§ What the task asks
Each line that holds the word "Európsky" counts once; give the total number of such lines and nothing else.

§ Material for this task
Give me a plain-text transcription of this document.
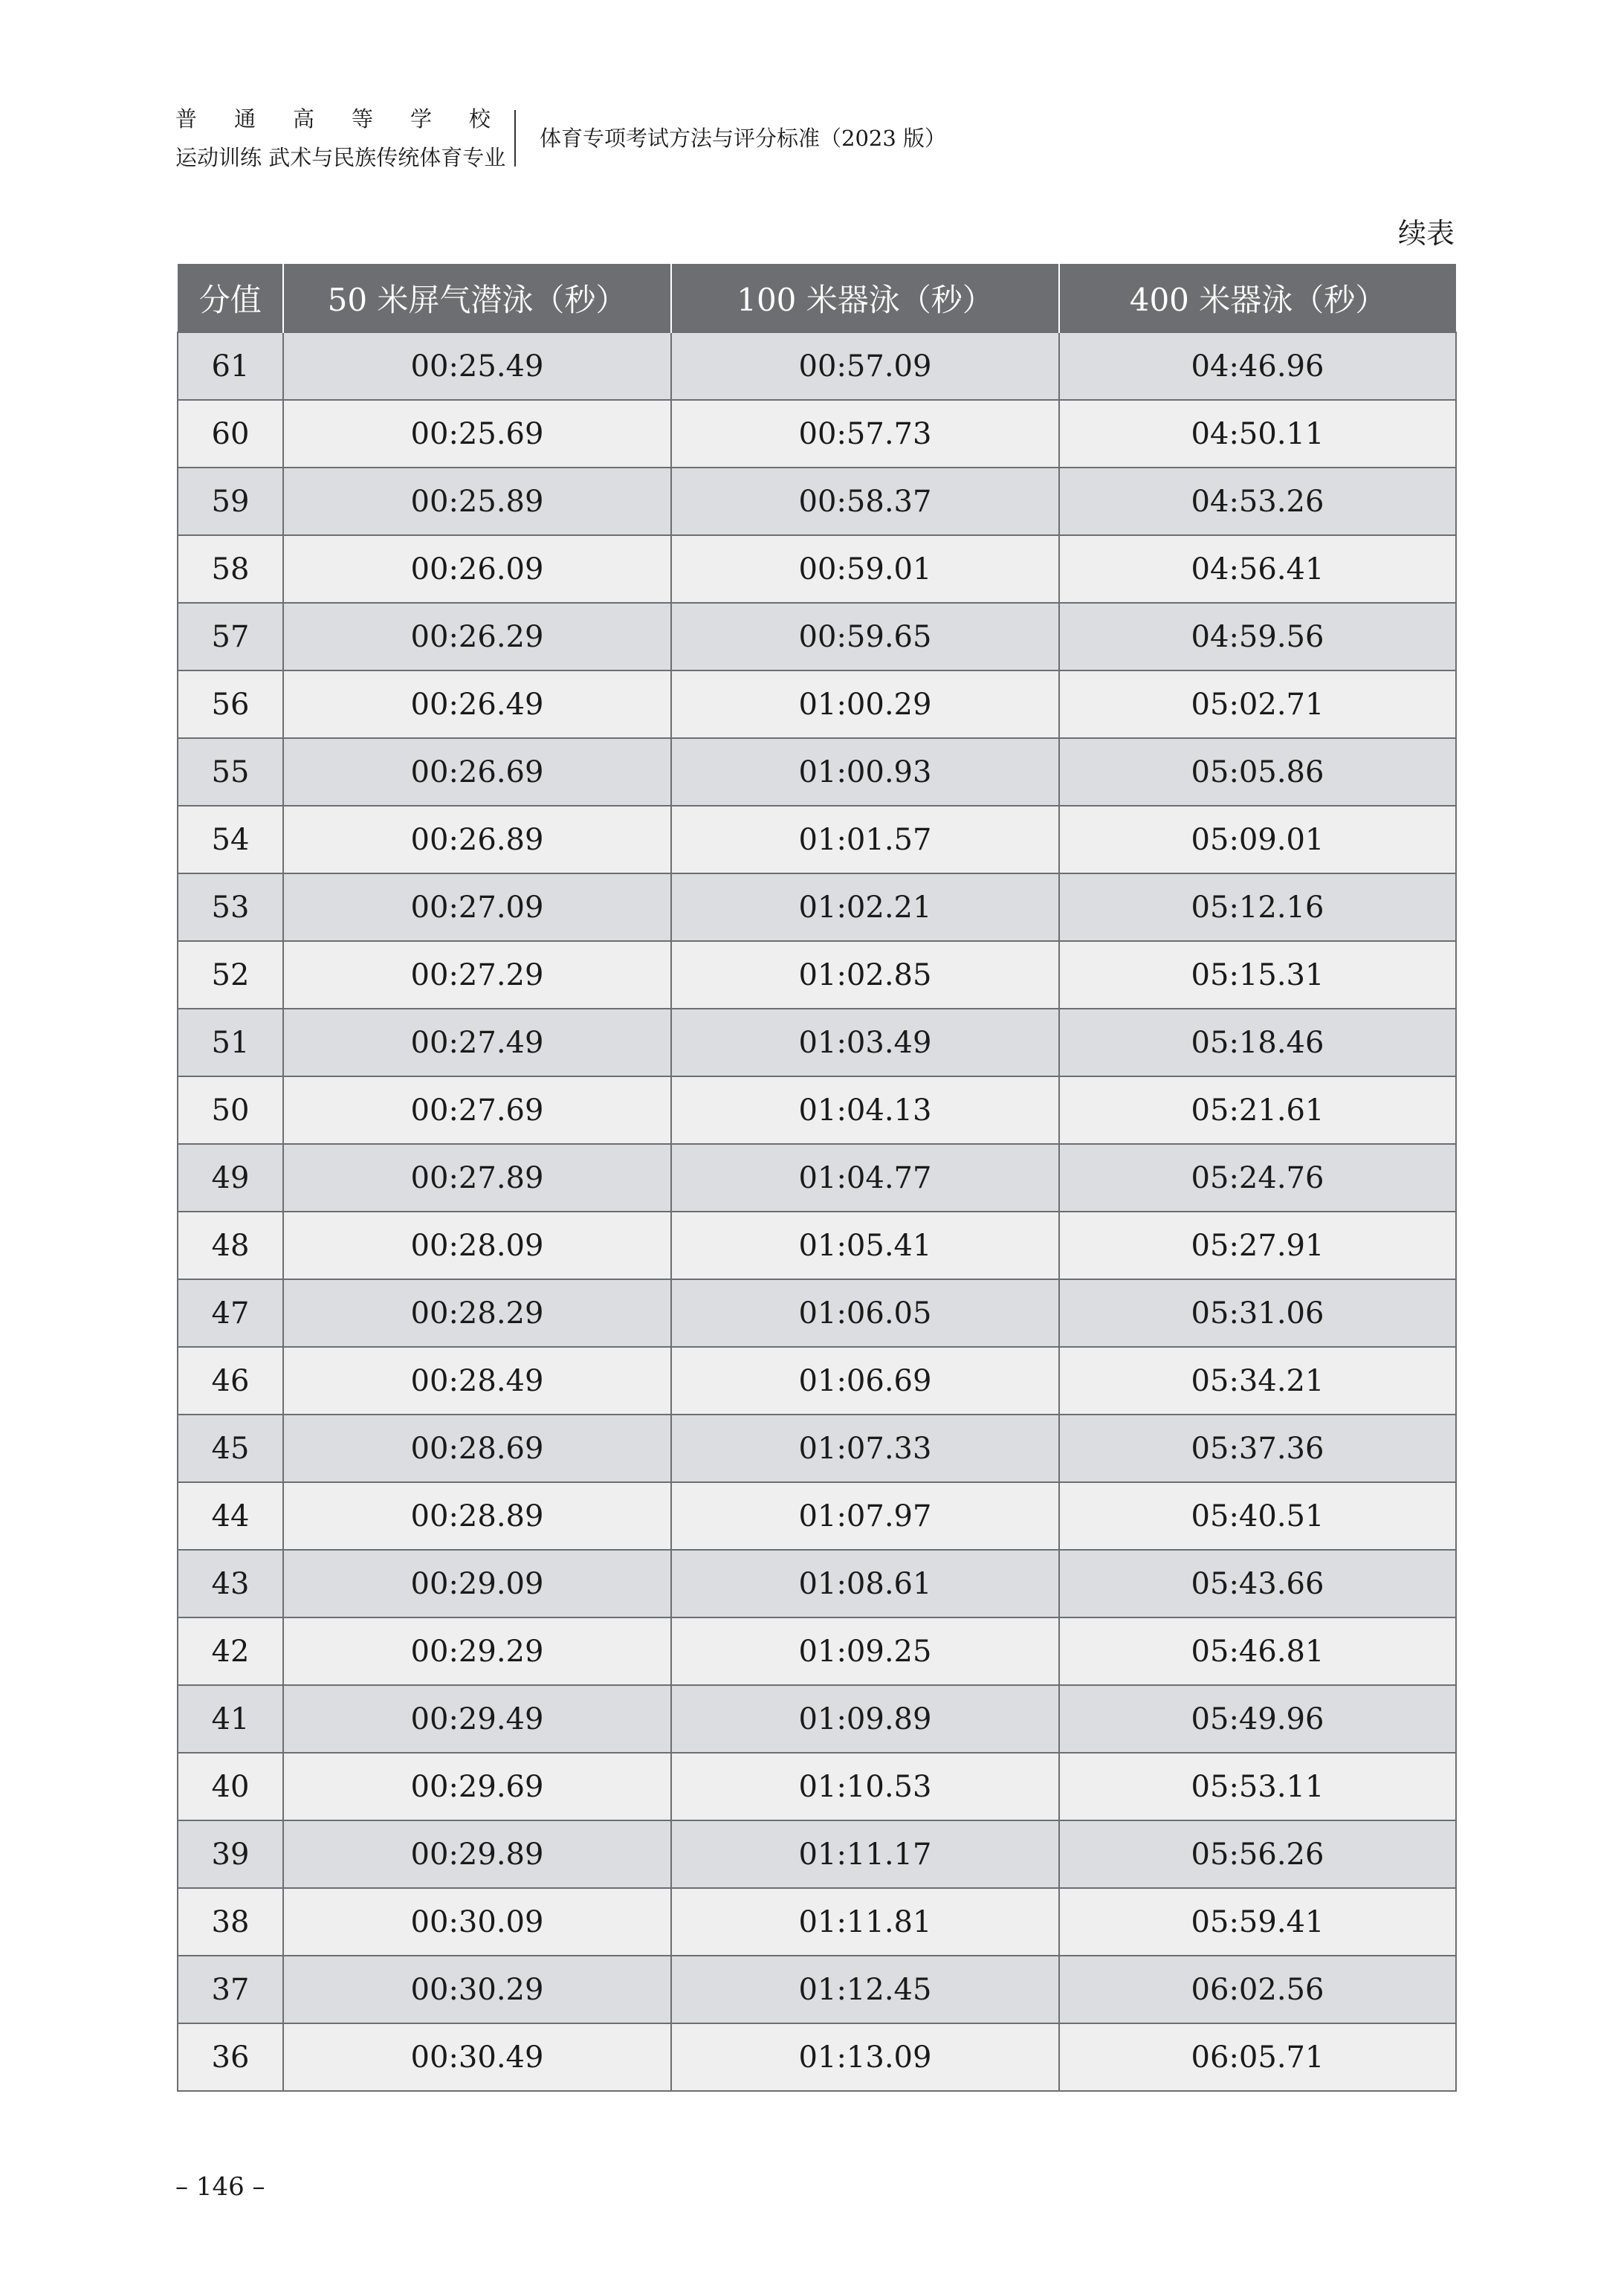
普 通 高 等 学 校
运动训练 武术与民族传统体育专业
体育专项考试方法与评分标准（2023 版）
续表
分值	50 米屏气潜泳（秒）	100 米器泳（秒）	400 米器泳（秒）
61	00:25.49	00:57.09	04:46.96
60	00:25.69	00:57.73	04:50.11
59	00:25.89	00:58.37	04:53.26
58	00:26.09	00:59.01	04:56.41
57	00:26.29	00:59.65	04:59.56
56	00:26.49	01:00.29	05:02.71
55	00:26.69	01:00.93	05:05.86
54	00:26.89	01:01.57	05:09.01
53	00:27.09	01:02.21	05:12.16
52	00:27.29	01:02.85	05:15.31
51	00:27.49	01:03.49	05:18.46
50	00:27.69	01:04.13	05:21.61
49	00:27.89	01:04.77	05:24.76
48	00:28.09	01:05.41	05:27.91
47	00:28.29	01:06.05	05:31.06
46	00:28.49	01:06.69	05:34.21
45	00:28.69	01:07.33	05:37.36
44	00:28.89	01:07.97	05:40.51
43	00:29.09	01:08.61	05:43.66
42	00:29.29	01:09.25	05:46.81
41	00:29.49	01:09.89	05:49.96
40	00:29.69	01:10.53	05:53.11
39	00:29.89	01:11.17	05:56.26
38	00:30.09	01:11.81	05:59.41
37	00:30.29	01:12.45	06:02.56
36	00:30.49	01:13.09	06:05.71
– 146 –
---
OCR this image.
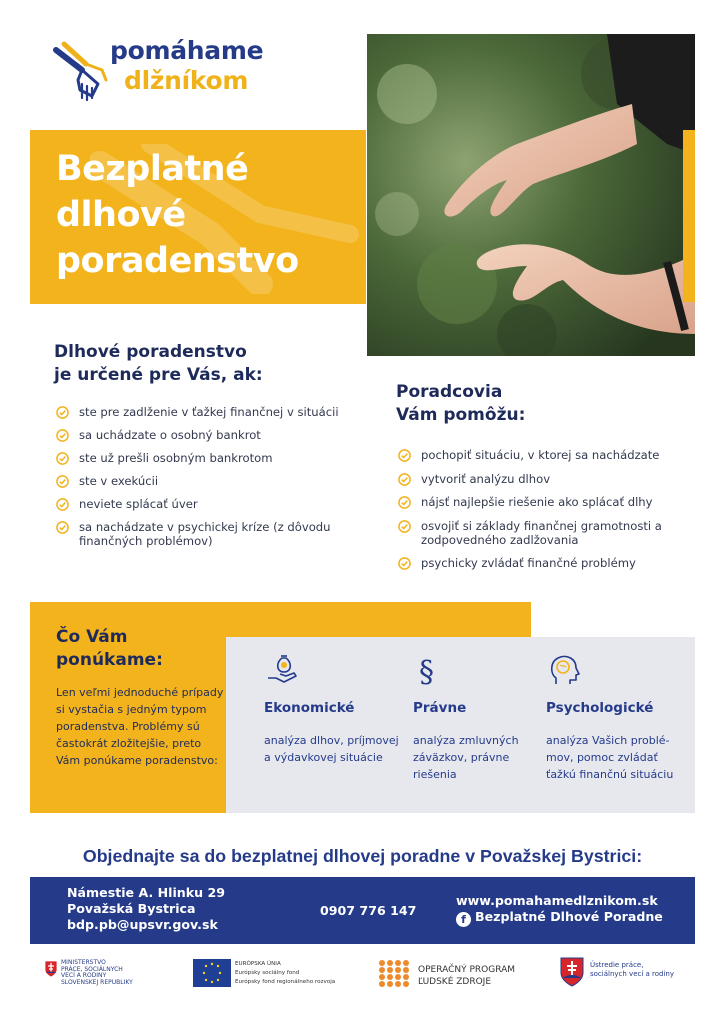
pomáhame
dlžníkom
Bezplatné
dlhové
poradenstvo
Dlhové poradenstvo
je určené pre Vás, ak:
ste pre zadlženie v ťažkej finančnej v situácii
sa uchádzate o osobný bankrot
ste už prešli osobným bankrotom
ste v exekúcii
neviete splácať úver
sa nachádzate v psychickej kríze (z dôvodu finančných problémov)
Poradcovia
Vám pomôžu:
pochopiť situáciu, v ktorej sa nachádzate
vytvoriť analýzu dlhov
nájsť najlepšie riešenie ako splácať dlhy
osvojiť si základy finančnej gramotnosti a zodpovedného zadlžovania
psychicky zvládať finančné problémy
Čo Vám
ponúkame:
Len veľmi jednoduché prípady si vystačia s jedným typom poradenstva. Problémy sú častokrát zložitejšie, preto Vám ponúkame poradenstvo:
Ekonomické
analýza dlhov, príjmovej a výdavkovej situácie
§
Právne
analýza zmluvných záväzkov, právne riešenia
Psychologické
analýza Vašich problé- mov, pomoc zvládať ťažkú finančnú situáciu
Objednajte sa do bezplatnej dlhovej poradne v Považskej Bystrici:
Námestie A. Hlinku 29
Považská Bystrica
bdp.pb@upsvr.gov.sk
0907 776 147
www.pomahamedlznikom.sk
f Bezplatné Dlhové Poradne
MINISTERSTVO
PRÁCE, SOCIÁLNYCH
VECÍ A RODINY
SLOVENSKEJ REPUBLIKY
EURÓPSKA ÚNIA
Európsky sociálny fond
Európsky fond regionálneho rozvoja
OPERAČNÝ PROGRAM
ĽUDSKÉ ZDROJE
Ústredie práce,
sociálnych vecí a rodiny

§ Complete response
2